Problem description: Work out the number of lines containing "Нэгдэл". Give that number alone.

Data to process:
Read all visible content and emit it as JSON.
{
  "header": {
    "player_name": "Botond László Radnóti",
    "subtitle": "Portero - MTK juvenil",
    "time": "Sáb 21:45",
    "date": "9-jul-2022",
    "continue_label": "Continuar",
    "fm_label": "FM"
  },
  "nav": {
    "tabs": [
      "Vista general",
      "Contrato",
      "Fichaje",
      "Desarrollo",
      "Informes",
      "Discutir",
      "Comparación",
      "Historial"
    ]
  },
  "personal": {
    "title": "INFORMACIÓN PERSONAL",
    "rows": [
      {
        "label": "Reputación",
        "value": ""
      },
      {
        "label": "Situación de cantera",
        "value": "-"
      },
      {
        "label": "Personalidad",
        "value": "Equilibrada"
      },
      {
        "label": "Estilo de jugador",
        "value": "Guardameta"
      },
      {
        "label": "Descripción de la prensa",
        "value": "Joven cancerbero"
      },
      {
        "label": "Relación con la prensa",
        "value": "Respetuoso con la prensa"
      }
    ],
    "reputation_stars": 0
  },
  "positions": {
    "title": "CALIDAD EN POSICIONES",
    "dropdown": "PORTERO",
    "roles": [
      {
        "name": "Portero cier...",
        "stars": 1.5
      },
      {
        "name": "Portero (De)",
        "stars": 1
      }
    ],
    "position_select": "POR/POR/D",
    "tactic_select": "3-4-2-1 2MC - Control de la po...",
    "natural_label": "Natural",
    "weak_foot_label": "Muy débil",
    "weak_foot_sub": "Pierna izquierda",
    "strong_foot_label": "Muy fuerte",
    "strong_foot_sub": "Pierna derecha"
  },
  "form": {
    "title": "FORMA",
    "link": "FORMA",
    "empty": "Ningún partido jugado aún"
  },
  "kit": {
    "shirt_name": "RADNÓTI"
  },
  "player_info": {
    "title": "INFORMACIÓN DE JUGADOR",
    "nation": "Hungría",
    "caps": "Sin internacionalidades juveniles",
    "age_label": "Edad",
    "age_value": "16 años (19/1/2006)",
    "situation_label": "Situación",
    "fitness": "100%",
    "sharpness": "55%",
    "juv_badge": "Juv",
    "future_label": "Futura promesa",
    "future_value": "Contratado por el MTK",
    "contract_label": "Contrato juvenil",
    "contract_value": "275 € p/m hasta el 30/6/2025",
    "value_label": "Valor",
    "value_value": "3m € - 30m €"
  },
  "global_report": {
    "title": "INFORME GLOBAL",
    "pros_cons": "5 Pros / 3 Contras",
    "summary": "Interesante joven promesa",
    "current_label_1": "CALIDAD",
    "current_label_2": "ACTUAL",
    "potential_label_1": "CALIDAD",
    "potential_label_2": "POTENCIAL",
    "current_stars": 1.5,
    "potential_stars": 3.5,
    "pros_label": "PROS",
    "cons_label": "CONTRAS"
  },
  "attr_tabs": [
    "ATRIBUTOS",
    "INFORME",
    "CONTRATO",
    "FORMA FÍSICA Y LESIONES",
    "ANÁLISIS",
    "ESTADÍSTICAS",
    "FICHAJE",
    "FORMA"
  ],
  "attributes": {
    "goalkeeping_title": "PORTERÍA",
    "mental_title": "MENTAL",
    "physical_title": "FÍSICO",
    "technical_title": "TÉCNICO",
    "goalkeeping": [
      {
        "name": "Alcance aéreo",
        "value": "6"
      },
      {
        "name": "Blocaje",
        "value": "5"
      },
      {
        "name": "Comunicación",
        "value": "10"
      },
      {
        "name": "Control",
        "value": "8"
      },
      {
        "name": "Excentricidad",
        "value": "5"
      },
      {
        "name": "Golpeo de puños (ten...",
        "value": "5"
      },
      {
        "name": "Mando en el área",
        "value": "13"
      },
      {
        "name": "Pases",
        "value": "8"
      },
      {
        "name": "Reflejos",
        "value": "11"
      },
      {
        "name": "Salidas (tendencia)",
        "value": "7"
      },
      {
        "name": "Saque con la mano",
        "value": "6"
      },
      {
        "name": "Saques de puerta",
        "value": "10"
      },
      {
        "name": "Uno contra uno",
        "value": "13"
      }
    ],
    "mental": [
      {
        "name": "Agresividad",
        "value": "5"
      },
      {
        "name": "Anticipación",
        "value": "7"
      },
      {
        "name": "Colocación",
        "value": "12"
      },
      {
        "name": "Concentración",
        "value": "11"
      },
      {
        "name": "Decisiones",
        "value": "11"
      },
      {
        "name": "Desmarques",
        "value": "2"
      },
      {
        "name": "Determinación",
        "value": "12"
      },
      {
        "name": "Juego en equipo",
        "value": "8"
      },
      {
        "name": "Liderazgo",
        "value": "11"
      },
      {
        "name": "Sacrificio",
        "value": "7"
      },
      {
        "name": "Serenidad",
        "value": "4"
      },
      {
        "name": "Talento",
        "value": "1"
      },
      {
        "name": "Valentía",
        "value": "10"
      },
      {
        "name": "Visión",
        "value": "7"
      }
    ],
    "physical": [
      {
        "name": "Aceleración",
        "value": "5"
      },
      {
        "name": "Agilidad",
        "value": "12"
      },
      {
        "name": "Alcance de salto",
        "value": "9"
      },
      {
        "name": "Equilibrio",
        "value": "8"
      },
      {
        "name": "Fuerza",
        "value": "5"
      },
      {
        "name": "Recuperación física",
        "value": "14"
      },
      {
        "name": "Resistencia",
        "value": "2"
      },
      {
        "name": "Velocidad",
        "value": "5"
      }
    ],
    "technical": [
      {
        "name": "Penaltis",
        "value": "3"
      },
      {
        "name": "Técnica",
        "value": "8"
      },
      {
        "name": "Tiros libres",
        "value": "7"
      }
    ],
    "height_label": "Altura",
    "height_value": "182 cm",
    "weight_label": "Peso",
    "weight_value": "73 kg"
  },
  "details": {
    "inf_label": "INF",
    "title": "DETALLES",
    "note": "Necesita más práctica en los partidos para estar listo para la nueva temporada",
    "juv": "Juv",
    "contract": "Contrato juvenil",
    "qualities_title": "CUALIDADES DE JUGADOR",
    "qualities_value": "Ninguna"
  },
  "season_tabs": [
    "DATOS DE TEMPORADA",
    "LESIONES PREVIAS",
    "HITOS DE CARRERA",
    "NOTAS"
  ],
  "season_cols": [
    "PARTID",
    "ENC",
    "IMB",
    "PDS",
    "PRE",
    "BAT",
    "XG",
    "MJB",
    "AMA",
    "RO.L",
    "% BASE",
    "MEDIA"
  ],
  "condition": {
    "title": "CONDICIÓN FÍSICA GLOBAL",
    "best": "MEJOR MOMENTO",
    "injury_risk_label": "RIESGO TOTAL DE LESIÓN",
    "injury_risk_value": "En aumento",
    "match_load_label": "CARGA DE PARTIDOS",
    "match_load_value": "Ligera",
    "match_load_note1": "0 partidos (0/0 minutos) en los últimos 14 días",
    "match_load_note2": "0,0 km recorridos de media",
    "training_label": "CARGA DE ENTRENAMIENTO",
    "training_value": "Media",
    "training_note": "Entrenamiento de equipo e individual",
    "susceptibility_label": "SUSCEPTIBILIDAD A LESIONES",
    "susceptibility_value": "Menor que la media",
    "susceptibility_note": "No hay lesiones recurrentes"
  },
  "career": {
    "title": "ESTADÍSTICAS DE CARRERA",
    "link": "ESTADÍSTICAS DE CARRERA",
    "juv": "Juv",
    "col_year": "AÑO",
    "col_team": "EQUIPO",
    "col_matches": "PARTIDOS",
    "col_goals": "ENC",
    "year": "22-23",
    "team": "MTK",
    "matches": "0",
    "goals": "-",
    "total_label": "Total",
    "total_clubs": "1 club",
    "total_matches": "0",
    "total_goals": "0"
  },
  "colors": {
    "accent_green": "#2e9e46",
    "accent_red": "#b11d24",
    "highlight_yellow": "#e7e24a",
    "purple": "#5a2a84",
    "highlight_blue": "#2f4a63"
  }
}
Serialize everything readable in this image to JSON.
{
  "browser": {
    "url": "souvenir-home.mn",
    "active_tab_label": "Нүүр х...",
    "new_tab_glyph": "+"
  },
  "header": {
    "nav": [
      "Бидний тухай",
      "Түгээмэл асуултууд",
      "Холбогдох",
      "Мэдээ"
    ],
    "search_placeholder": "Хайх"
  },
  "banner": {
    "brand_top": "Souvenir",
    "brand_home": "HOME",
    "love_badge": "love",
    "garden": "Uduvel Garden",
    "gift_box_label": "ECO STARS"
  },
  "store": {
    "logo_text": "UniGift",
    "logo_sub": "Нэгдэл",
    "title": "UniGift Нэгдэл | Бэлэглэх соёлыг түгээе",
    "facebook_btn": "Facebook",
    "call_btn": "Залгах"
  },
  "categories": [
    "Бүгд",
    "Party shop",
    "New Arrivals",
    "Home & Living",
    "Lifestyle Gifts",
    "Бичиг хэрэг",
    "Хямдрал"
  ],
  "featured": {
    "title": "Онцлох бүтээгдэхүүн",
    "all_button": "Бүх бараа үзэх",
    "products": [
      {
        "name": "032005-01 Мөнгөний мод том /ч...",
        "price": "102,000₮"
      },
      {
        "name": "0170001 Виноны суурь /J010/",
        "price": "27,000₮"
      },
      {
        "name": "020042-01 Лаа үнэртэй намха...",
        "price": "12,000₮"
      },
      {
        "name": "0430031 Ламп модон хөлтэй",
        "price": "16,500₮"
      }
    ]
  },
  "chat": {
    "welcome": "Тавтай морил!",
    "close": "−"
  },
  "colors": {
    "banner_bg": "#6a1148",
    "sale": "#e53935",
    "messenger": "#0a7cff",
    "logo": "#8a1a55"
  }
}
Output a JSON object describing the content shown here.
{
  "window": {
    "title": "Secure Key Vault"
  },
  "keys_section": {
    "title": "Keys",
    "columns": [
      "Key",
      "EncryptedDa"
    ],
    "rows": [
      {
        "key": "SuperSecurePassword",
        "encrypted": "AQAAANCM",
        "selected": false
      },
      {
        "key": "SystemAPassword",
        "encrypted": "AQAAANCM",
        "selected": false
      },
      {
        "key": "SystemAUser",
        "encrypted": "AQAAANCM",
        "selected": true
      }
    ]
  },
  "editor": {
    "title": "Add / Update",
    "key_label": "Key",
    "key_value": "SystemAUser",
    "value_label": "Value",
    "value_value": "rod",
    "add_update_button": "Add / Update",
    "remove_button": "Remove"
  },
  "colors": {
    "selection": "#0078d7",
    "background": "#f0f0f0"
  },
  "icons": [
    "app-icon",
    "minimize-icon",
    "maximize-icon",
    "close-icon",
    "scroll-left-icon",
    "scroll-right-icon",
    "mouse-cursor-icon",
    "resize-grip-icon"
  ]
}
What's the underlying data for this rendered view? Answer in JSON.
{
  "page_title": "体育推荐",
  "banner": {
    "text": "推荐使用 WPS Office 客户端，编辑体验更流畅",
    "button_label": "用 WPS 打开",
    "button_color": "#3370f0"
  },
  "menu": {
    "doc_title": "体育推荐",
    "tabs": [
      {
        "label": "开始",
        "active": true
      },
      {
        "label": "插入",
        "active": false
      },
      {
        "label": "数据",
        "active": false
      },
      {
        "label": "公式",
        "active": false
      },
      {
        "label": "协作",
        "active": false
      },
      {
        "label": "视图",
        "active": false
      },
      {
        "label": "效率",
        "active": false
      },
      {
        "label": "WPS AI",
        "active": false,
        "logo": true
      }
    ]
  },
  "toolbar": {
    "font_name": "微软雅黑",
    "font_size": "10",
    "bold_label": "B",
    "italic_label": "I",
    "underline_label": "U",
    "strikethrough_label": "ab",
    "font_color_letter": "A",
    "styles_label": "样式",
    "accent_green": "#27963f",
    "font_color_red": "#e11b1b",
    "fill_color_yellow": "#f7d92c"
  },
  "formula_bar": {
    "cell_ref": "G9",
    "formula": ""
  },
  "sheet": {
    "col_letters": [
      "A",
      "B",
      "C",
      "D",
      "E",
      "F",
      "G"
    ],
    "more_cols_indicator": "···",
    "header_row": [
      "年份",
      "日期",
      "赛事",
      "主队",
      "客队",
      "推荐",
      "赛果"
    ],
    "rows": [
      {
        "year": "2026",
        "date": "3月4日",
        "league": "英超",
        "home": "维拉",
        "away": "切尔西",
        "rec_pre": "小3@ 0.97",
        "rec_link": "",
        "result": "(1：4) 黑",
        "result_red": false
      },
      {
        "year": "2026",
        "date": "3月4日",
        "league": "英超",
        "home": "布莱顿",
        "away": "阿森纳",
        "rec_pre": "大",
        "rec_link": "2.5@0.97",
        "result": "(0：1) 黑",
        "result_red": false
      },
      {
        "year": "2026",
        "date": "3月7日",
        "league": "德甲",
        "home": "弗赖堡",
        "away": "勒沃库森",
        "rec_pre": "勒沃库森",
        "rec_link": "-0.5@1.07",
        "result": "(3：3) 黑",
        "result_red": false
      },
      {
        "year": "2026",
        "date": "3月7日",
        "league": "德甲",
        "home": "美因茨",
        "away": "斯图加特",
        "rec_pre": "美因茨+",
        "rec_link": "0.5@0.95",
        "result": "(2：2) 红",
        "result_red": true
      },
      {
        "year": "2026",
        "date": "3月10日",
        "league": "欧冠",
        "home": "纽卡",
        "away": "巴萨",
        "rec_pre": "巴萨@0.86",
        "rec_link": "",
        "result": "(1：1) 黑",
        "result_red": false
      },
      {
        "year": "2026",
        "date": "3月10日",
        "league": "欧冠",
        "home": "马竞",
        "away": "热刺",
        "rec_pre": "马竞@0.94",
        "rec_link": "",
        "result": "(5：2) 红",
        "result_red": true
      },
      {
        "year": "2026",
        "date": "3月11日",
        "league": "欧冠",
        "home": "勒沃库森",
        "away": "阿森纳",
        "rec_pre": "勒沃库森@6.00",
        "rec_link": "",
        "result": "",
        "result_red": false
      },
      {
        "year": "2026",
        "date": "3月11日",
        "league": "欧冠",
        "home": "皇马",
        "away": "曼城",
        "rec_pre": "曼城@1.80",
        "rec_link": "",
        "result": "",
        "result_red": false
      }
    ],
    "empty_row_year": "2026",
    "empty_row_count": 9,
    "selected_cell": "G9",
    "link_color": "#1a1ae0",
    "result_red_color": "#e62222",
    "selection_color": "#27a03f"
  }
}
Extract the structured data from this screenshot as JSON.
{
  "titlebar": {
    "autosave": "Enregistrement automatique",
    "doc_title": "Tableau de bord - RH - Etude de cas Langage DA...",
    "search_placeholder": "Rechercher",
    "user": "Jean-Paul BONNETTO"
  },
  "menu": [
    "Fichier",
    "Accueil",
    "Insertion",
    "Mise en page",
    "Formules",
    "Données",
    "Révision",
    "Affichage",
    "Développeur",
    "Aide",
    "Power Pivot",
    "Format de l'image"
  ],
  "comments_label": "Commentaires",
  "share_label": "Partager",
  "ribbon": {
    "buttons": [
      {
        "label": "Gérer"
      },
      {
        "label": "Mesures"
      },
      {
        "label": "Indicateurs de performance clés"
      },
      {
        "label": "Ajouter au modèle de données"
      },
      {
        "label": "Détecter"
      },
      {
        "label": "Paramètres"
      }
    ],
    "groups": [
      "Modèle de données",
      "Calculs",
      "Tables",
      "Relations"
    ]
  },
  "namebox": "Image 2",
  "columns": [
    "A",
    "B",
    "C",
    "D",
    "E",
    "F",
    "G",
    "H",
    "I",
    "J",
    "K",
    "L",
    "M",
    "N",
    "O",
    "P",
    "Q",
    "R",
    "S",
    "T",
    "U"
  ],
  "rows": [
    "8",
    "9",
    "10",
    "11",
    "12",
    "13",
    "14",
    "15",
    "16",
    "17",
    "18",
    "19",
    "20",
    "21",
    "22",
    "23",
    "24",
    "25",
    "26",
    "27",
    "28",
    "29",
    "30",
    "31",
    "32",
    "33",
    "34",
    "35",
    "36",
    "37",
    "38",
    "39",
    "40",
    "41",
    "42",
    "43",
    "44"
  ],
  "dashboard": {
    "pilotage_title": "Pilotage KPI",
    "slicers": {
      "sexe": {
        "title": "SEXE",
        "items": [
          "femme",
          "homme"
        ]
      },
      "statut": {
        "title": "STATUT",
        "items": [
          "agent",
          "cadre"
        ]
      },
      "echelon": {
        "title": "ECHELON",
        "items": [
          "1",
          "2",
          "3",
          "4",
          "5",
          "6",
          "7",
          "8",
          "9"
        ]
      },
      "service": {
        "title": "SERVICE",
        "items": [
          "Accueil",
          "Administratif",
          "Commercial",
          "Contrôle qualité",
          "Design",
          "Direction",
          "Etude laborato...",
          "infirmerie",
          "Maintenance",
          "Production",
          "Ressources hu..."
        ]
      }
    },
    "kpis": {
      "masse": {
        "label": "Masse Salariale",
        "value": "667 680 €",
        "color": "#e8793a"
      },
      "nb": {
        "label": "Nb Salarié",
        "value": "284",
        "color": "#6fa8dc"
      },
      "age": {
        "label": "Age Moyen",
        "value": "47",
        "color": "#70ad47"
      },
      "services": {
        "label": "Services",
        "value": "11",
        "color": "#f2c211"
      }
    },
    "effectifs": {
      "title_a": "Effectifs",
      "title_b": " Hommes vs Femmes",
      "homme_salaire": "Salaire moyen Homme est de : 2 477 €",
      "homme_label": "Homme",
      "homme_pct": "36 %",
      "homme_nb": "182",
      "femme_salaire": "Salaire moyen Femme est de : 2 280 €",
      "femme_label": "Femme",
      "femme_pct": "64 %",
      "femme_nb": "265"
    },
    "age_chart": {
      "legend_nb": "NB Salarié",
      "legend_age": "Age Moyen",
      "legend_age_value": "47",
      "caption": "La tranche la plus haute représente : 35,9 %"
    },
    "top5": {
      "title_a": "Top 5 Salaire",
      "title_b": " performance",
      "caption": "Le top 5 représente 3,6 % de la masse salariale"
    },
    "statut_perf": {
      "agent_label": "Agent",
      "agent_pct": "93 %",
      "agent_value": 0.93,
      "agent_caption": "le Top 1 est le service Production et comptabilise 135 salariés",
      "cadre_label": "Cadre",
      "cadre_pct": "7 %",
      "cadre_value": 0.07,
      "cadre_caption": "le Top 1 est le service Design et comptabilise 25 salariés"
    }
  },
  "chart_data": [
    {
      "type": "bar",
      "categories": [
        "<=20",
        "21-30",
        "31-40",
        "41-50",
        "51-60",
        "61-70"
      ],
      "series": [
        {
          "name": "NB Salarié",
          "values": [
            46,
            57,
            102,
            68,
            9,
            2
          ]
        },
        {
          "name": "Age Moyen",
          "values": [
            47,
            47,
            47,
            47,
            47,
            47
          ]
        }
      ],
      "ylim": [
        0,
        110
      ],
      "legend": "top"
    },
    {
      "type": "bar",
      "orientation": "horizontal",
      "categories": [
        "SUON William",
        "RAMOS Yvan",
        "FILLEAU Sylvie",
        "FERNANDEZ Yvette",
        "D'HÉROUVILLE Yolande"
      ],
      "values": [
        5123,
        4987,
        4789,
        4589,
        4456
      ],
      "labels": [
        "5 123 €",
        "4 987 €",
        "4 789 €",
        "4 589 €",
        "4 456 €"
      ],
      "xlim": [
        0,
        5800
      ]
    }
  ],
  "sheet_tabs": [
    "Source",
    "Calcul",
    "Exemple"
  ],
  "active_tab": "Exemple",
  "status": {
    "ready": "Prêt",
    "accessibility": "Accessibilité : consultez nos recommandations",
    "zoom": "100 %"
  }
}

Problem solution: 2